╔══
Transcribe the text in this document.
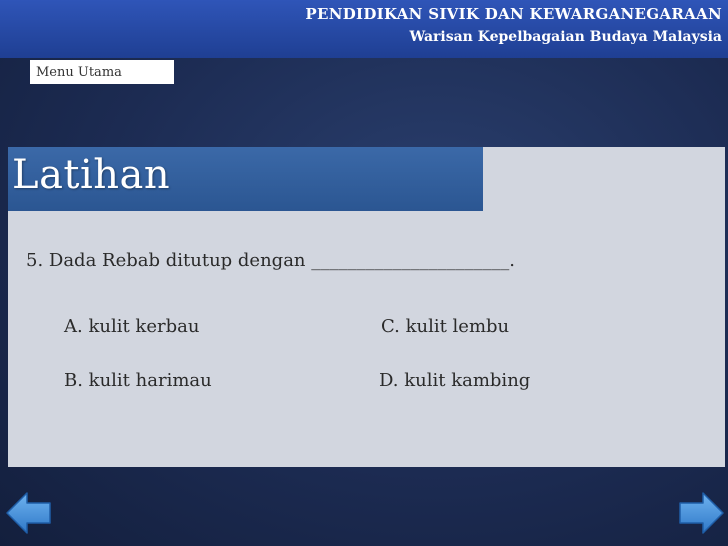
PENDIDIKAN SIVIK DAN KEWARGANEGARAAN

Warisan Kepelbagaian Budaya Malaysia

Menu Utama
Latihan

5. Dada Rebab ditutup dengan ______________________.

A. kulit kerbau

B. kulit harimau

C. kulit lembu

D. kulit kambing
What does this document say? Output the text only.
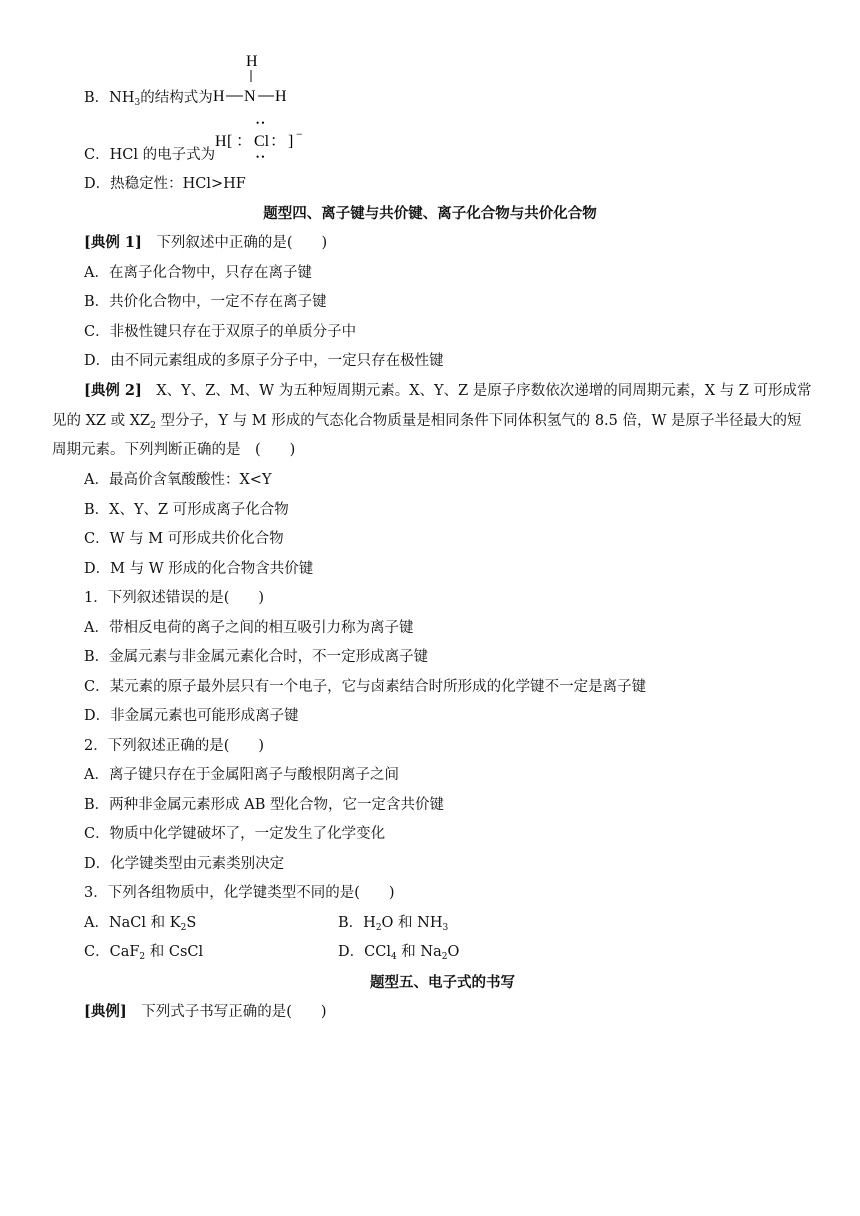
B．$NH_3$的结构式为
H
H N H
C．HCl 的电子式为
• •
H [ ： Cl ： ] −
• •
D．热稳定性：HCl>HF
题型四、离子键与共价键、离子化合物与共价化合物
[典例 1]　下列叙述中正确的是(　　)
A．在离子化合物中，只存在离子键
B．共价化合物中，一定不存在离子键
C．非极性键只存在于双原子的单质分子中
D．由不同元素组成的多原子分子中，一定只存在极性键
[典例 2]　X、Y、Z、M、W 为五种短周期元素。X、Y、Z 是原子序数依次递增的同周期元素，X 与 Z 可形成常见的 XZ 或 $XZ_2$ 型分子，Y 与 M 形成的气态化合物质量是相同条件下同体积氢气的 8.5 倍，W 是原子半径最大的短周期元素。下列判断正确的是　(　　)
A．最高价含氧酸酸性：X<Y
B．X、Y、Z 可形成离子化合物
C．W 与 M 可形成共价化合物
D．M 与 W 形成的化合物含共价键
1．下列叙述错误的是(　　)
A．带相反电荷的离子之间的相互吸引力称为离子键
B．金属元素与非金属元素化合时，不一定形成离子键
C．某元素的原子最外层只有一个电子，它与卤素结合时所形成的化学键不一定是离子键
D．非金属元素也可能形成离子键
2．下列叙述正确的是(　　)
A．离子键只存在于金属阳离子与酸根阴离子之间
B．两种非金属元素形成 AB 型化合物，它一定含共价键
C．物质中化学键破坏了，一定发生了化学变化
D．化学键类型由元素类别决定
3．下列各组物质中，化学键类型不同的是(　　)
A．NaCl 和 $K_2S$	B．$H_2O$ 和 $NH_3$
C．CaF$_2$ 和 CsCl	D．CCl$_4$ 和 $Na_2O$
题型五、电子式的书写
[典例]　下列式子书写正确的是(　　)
╚══
> _TASK TO COMPLETE_: Extract all lines from the data in which "text" is found.

> _TASK OUTPUT_:
Transcribe the text in this document.
What does this document say? Output the text only.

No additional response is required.